Directive
Set the listing down again exactly, please, apart from its pictures.

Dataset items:
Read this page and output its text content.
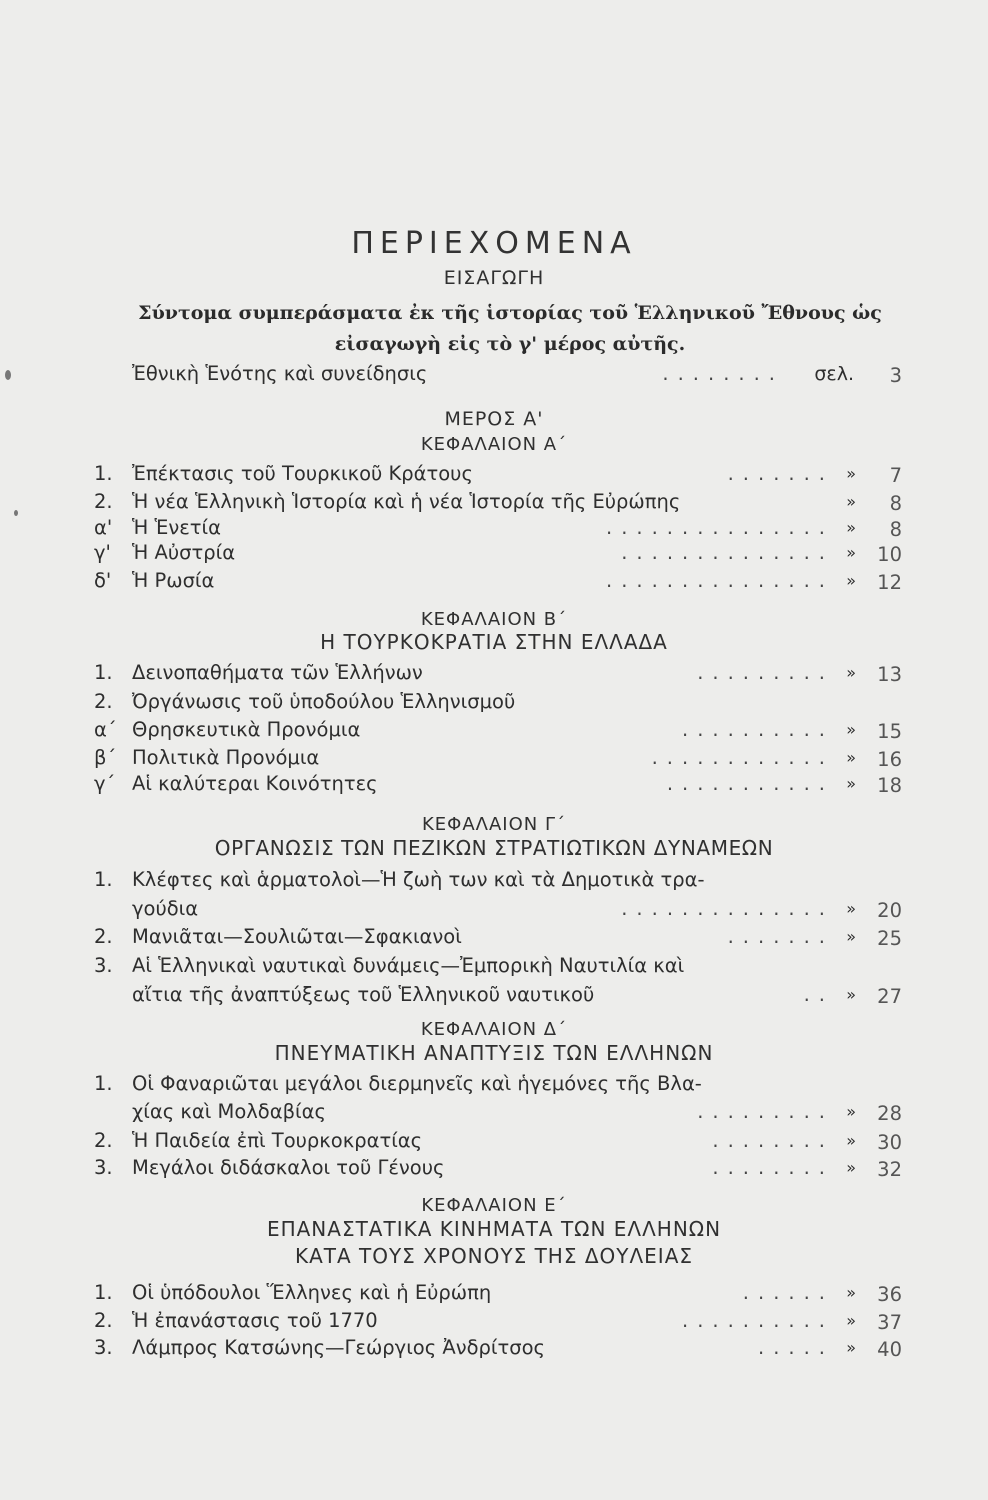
ΠΕΡΙΕΧΟΜΕΝΑ
ΕΙΣΑΓΩΓΗ
Σύντομα συμπεράσματα ἐκ τῆς ἱστορίας τοῦ Ἑλληνικοῦ Ἔθνους ὡς
εἰσαγωγὴ εἰς τὸ γ' μέρος αὐτῆς.
Ἐθνικὴ Ἑνότης καὶ συνείδησις	........ σελ.	3
ΜΕΡΟΣ Α'
ΚΕΦΑΛΑΙΟΝ Α΄
1. Ἐπέκτασις τοῦ Τουρκικοῦ Κράτους	....... »	7
2. Ἡ νέα Ἑλληνικὴ Ἱστορία καὶ ἡ νέα Ἱστορία τῆς Εὐρώπης	»	8
α' Ἡ Ἑνετία	............... »	8
γ' Ἡ Αὐστρία	.............. »	10
δ' Ἡ Ρωσία	............... »	12
ΚΕΦΑΛΑΙΟΝ Β΄
Η ΤΟΥΡΚΟΚΡΑΤΙΑ ΣΤΗΝ ΕΛΛΑΔΑ
1. Δεινοπαθήματα τῶν Ἑλλήνων	......... »	13
2. Ὀργάνωσις τοῦ ὑποδούλου Ἑλληνισμοῦ
α΄ Θρησκευτικὰ Προνόμια	.......... »	15
β΄ Πολιτικὰ Προνόμια	............ »	16
γ΄ Αἱ καλύτεραι Κοινότητες	........... »	18
ΚΕΦΑΛΑΙΟΝ Γ΄
ΟΡΓΑΝΩΣΙΣ ΤΩΝ ΠΕΖΙΚΩΝ ΣΤΡΑΤΙΩΤΙΚΩΝ ΔΥΝΑΜΕΩΝ
1. Κλέφτες καὶ ἁρματολοὶ—Ἡ ζωὴ των καὶ τὰ Δημοτικὰ τρα-
γούδια	.............. »	20
2. Μανιᾶται—Σουλιῶται—Σφακιανοὶ	....... »	25
3. Αἱ Ἑλληνικαὶ ναυτικαὶ δυνάμεις—Ἐμπορικὴ Ναυτιλία καὶ
αἴτια τῆς ἀναπτύξεως τοῦ Ἑλληνικοῦ ναυτικοῦ	.. »	27
ΚΕΦΑΛΑΙΟΝ Δ΄
ΠΝΕΥΜΑΤΙΚΗ ΑΝΑΠΤΥΞΙΣ ΤΩΝ ΕΛΛΗΝΩΝ
1. Οἱ Φαναριῶται μεγάλοι διερμηνεῖς καὶ ἡγεμόνες τῆς Βλα-
χίας καὶ Μολδαβίας	......... »	28
2. Ἡ Παιδεία ἐπὶ Τουρκοκρατίας	........ »	30
3. Μεγάλοι διδάσκαλοι τοῦ Γένους	........ »	32
ΚΕΦΑΛΑΙΟΝ Ε΄
ΕΠΑΝΑΣΤΑΤΙΚΑ ΚΙΝΗΜΑΤΑ ΤΩΝ ΕΛΛΗΝΩΝ
ΚΑΤΑ ΤΟΥΣ ΧΡΟΝΟΥΣ ΤΗΣ ΔΟΥΛΕΙΑΣ
1. Οἱ ὑπόδουλοι Ἕλληνες καὶ ἡ Εὐρώπη	...... »	36
2. Ἡ ἐπανάστασις τοῦ 1770	.......... »	37
3. Λάμπρος Κατσώνης—Γεώργιος Ἀνδρίτσος	..... »	40
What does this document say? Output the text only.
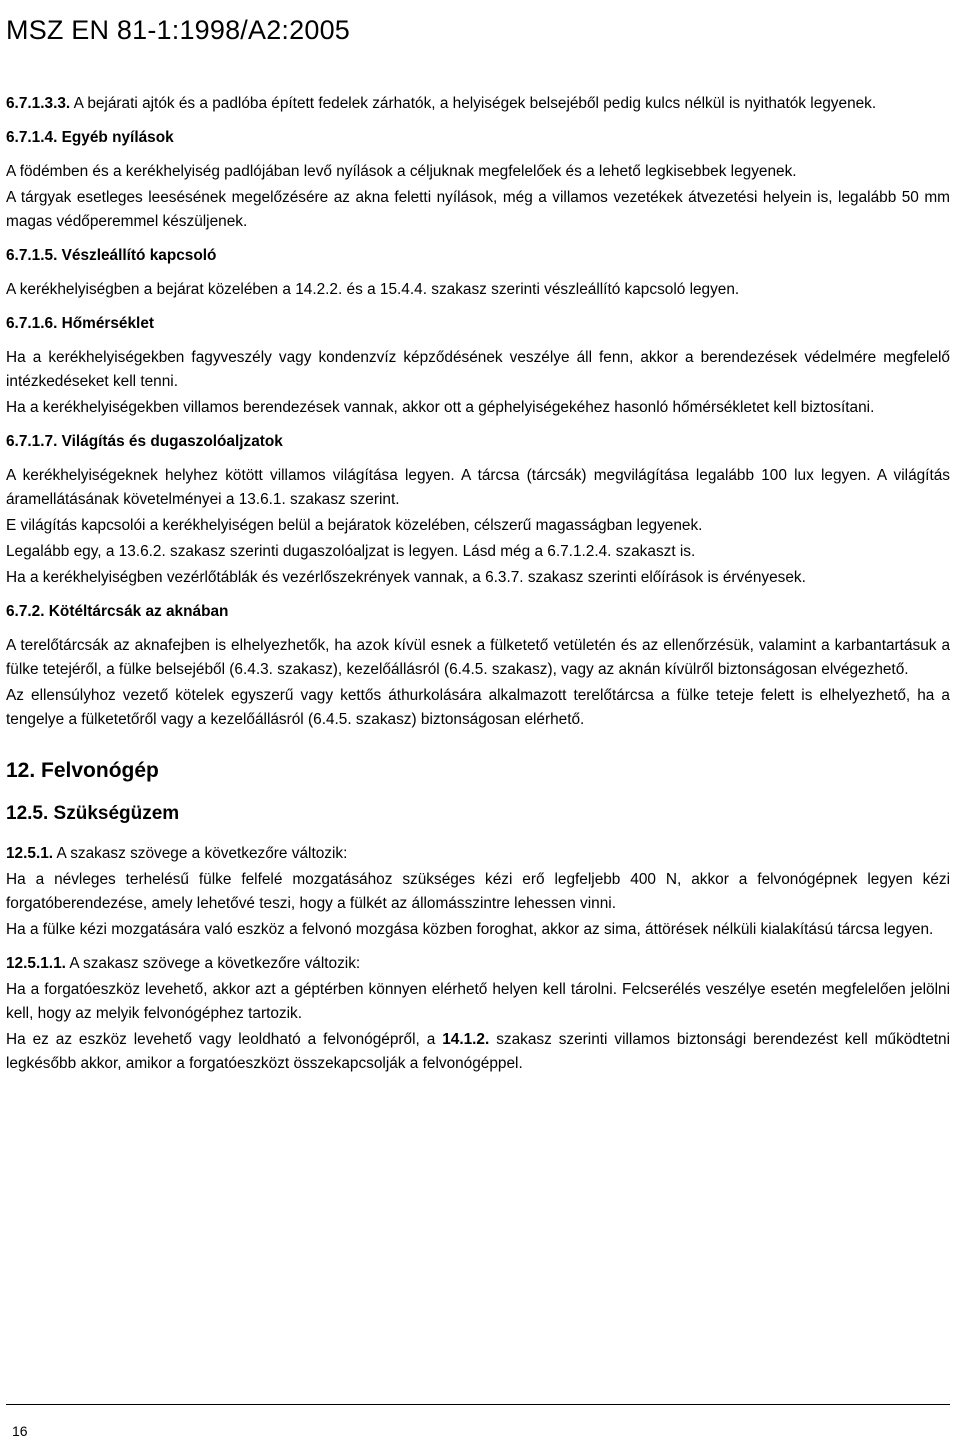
MSZ EN 81-1:1998/A2:2005

6.7.1.3.3. A bejárati ajtók és a padlóba épített fedelek zárhatók, a helyiségek belsejéből pedig kulcs nélkül is nyithatók legyenek.

6.7.1.4. Egyéb nyílások

A födémben és a kerékhelyiség padlójában levő nyílások a céljuknak megfelelőek és a lehető legkisebbek legyenek.

A tárgyak esetleges leesésének megelőzésére az akna feletti nyílások, még a villamos vezetékek átvezetési helyein is, legalább 50 mm magas védőperemmel készüljenek.

6.7.1.5. Vészleállító kapcsoló

A kerékhelyiségben a bejárat közelében a 14.2.2. és a 15.4.4. szakasz szerinti vészleállító kapcsoló legyen.

6.7.1.6. Hőmérséklet

Ha a kerékhelyiségekben fagyveszély vagy kondenzvíz képződésének veszélye áll fenn, akkor a berendezések védelmére megfelelő intézkedéseket kell tenni.

Ha a kerékhelyiségekben villamos berendezések vannak, akkor ott a géphelyiségekéhez hasonló hőmérsékletet kell biztosítani.

6.7.1.7. Világítás és dugaszolóaljzatok

A kerékhelyiségeknek helyhez kötött villamos világítása legyen. A tárcsa (tárcsák) megvilágítása legalább 100 lux legyen. A világítás áramellátásának követelményei a 13.6.1. szakasz szerint.

E világítás kapcsolói a kerékhelyiségen belül a bejáratok közelében, célszerű magasságban legyenek.

Legalább egy, a 13.6.2. szakasz szerinti dugaszolóaljzat is legyen. Lásd még a 6.7.1.2.4. szakaszt is.

Ha a kerékhelyiségben vezérlőtáblák és vezérlőszekrények vannak, a 6.3.7. szakasz szerinti előírások is érvényesek.

6.7.2. Kötéltárcsák az aknában

A terelőtárcsák az aknafejben is elhelyezhetők, ha azok kívül esnek a fülketető vetületén és az ellenőrzésük, valamint a karbantartásuk a fülke tetejéről, a fülke belsejéből (6.4.3. szakasz), kezelőállásról (6.4.5. szakasz), vagy az aknán kívülről biztonságosan elvégezhető.

Az ellensúlyhoz vezető kötelek egyszerű vagy kettős áthurkolására alkalmazott terelőtárcsa a fülke teteje felett is elhelyezhető, ha a tengelye a fülketetőről vagy a kezelőállásról (6.4.5. szakasz) biztonságosan elérhető.

12. Felvonógép
12.5. Szükségüzem

12.5.1. A szakasz szövege a következőre változik:

Ha a névleges terhelésű fülke felfelé mozgatásához szükséges kézi erő legfeljebb 400 N, akkor a felvonógépnek legyen kézi forgatóberendezése, amely lehetővé teszi, hogy a fülkét az állomásszintre lehessen vinni.

Ha a fülke kézi mozgatására való eszköz a felvonó mozgása közben foroghat, akkor az sima, áttörések nélküli kialakítású tárcsa legyen.

12.5.1.1. A szakasz szövege a következőre változik:

Ha a forgatóeszköz levehető, akkor azt a géptérben könnyen elérhető helyen kell tárolni. Felcserélés veszélye esetén megfelelően jelölni kell, hogy az melyik felvonógéphez tartozik.

Ha ez az eszköz levehető vagy leoldható a felvonógépről, a 14.1.2. szakasz szerinti villamos biztonsági berendezést kell működtetni legkésőbb akkor, amikor a forgatóeszközt összekapcsolják a felvonógéppel.

16
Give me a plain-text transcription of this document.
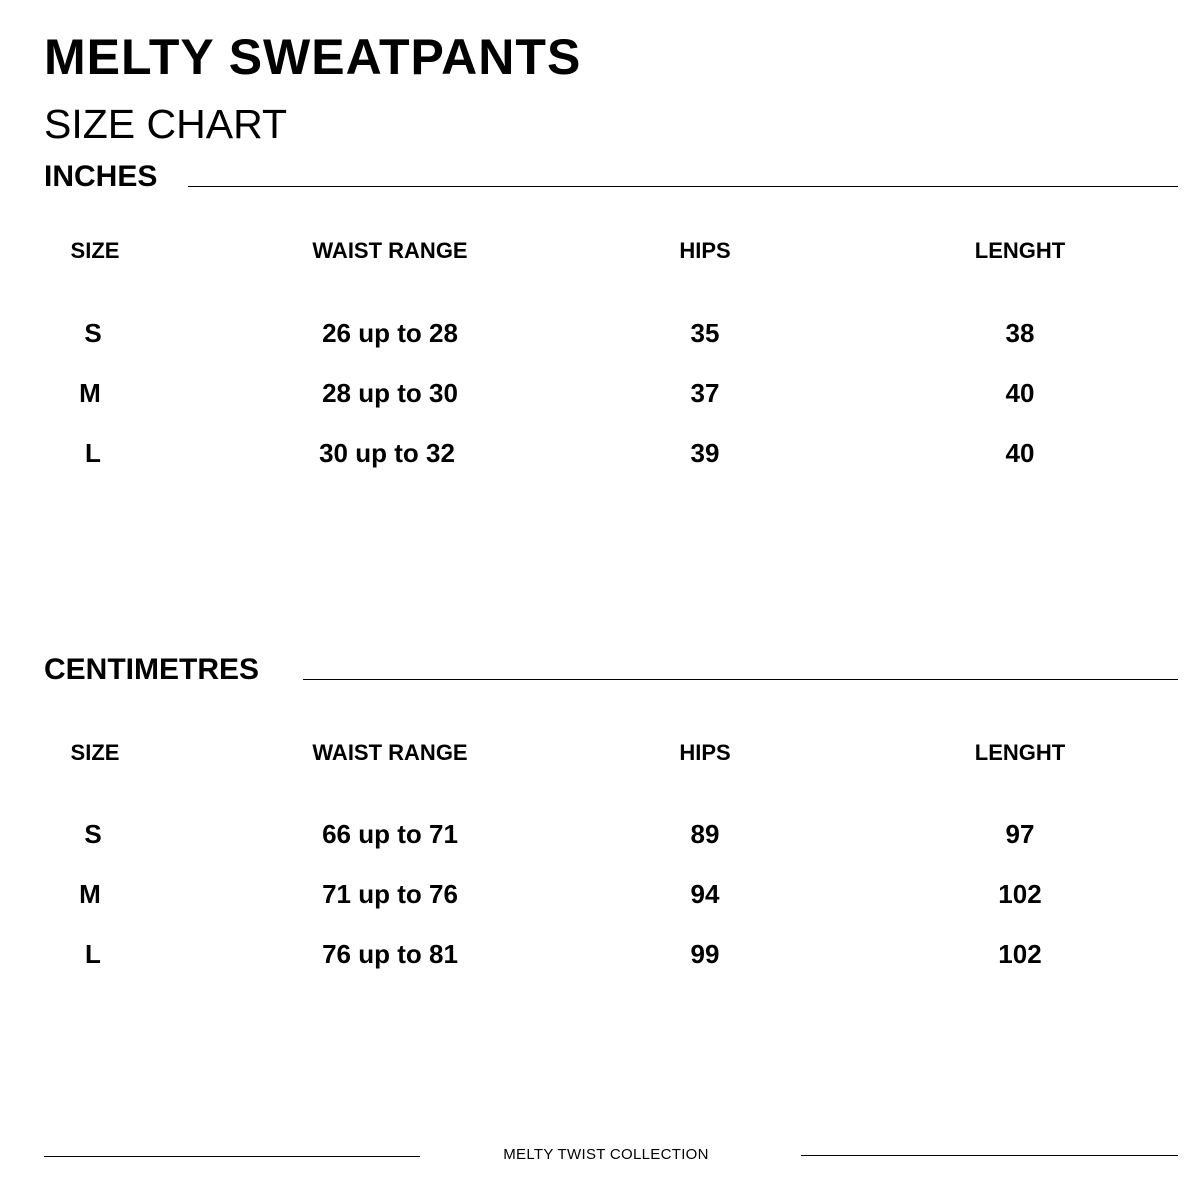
MELTY SWEATPANTS
SIZE CHART
INCHES
SIZE	WAIST RANGE	HIPS	LENGHT
S	26 up to 28	35	38
M	28 up to 30	37	40
L	30 up to 32	39	40
CENTIMETRES
SIZE	WAIST RANGE	HIPS	LENGHT
S	66 up to 71	89	97
M	71 up to 76	94	102
L	76 up to 81	99	102
MELTY TWIST COLLECTION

The answer
Read this page and output its text content.
ΠΕΡΙΕΧΟΜΕΝΑ
ΕΙΣΑΓΩΓΗ
Σύντομα συμπεράσματα ἐκ τῆς ἱστορίας τοῦ Ἑλληνικοῦ Ἔθνους ὡς
εἰσαγωγὴ εἰς τὸ γ' μέρος αὐτῆς.
Ἐθνικὴ Ἑνότης καὶ συνείδησις	........ σελ.	3
ΜΕΡΟΣ Α'
ΚΕΦΑΛΑΙΟΝ Α΄
1. Ἐπέκτασις τοῦ Τουρκικοῦ Κράτους	....... »	7
2. Ἡ νέα Ἑλληνικὴ Ἱστορία καὶ ἡ νέα Ἱστορία τῆς Εὐρώπης	»	8
α' Ἡ Ἑνετία	............... »	8
γ' Ἡ Αὐστρία	.............. »	10
δ' Ἡ Ρωσία	............... »	12
ΚΕΦΑΛΑΙΟΝ Β΄
Η ΤΟΥΡΚΟΚΡΑΤΙΑ ΣΤΗΝ ΕΛΛΑΔΑ
1. Δεινοπαθήματα τῶν Ἑλλήνων	......... »	13
2. Ὀργάνωσις τοῦ ὑποδούλου Ἑλληνισμοῦ
α΄ Θρησκευτικὰ Προνόμια	.......... »	15
β΄ Πολιτικὰ Προνόμια	............ »	16
γ΄ Αἱ καλύτεραι Κοινότητες	........... »	18
ΚΕΦΑΛΑΙΟΝ Γ΄
ΟΡΓΑΝΩΣΙΣ ΤΩΝ ΠΕΖΙΚΩΝ ΣΤΡΑΤΙΩΤΙΚΩΝ ΔΥΝΑΜΕΩΝ
1. Κλέφτες καὶ ἁρματολοὶ—Ἡ ζωὴ των καὶ τὰ Δημοτικὰ τρα-
γούδια	.............. »	20
2. Μανιᾶται—Σουλιῶται—Σφακιανοὶ	....... »	25
3. Αἱ Ἑλληνικαὶ ναυτικαὶ δυνάμεις—Ἐμπορικὴ Ναυτιλία καὶ
αἴτια τῆς ἀναπτύξεως τοῦ Ἑλληνικοῦ ναυτικοῦ	.. »	27
ΚΕΦΑΛΑΙΟΝ Δ΄
ΠΝΕΥΜΑΤΙΚΗ ΑΝΑΠΤΥΞΙΣ ΤΩΝ ΕΛΛΗΝΩΝ
1. Οἱ Φαναριῶται μεγάλοι διερμηνεῖς καὶ ἡγεμόνες τῆς Βλα-
χίας καὶ Μολδαβίας	......... »	28
2. Ἡ Παιδεία ἐπὶ Τουρκοκρατίας	........ »	30
3. Μεγάλοι διδάσκαλοι τοῦ Γένους	........ »	32
ΚΕΦΑΛΑΙΟΝ Ε΄
ΕΠΑΝΑΣΤΑΤΙΚΑ ΚΙΝΗΜΑΤΑ ΤΩΝ ΕΛΛΗΝΩΝ
ΚΑΤΑ ΤΟΥΣ ΧΡΟΝΟΥΣ ΤΗΣ ΔΟΥΛΕΙΑΣ
1. Οἱ ὑπόδουλοι Ἕλληνες καὶ ἡ Εὐρώπη	...... »	36
2. Ἡ ἐπανάστασις τοῦ 1770	.......... »	37
3. Λάμπρος Κατσώνης—Γεώργιος Ἀνδρίτσος	..... »	40
What does this document say? Output the text only.
MSZ EN 81-1:1998/A2:2005

6.7.1.3.3. A bejárati ajtók és a padlóba épített fedelek zárhatók, a helyiségek belsejéből pedig kulcs nélkül is nyithatók legyenek.

6.7.1.4. Egyéb nyílások

A födémben és a kerékhelyiség padlójában levő nyílások a céljuknak megfelelőek és a lehető legkisebbek legyenek.

A tárgyak esetleges leesésének megelőzésére az akna feletti nyílások, még a villamos vezetékek átvezetési helyein is, legalább 50 mm magas védőperemmel készüljenek.

6.7.1.5. Vészleállító kapcsoló

A kerékhelyiségben a bejárat közelében a 14.2.2. és a 15.4.4. szakasz szerinti vészleállító kapcsoló legyen.

6.7.1.6. Hőmérséklet

Ha a kerékhelyiségekben fagyveszély vagy kondenzvíz képződésének veszélye áll fenn, akkor a berendezések védelmére megfelelő intézkedéseket kell tenni.

Ha a kerékhelyiségekben villamos berendezések vannak, akkor ott a géphelyiségekéhez hasonló hőmérsékletet kell biztosítani.

6.7.1.7. Világítás és dugaszolóaljzatok

A kerékhelyiségeknek helyhez kötött villamos világítása legyen. A tárcsa (tárcsák) megvilágítása legalább 100 lux legyen. A világítás áramellátásának követelményei a 13.6.1. szakasz szerint.

E világítás kapcsolói a kerékhelyiségen belül a bejáratok közelében, célszerű magasságban legyenek.

Legalább egy, a 13.6.2. szakasz szerinti dugaszolóaljzat is legyen. Lásd még a 6.7.1.2.4. szakaszt is.

Ha a kerékhelyiségben vezérlőtáblák és vezérlőszekrények vannak, a 6.3.7. szakasz szerinti előírások is érvényesek.

6.7.2. Kötéltárcsák az aknában

A terelőtárcsák az aknafejben is elhelyezhetők, ha azok kívül esnek a fülketető vetületén és az ellenőrzésük, valamint a karbantartásuk a fülke tetejéről, a fülke belsejéből (6.4.3. szakasz), kezelőállásról (6.4.5. szakasz), vagy az aknán kívülről biztonságosan elvégezhető.

Az ellensúlyhoz vezető kötelek egyszerű vagy kettős áthurkolására alkalmazott terelőtárcsa a fülke teteje felett is elhelyezhető, ha a tengelye a fülketetőről vagy a kezelőállásról (6.4.5. szakasz) biztonságosan elérhető.

12. Felvonógép
12.5. Szükségüzem

12.5.1. A szakasz szövege a következőre változik:

Ha a névleges terhelésű fülke felfelé mozgatásához szükséges kézi erő legfeljebb 400 N, akkor a felvonógépnek legyen kézi forgatóberendezése, amely lehetővé teszi, hogy a fülkét az állomásszintre lehessen vinni.

Ha a fülke kézi mozgatására való eszköz a felvonó mozgása közben foroghat, akkor az sima, áttörések nélküli kialakítású tárcsa legyen.

12.5.1.1. A szakasz szövege a következőre változik:

Ha a forgatóeszköz levehető, akkor azt a géptérben könnyen elérhető helyen kell tárolni. Felcserélés veszélye esetén megfelelően jelölni kell, hogy az melyik felvonógéphez tartozik.

Ha ez az eszköz levehető vagy leoldható a felvonógépről, a 14.1.2. szakasz szerinti villamos biztonsági berendezést kell működtetni legkésőbb akkor, amikor a forgatóeszközt összekapcsolják a felvonógéppel.

16
Give me a plain-text transcription of this document.
MELTY SWEATPANTS
SIZE CHART
INCHES
SIZE	WAIST RANGE	HIPS	LENGHT
S	26 up to 28	35	38
M	28 up to 30	37	40
L	30 up to 32	39	40
CENTIMETRES
SIZE	WAIST RANGE	HIPS	LENGHT
S	66 up to 71	89	97
M	71 up to 76	94	102
L	76 up to 81	99	102
MELTY TWIST COLLECTION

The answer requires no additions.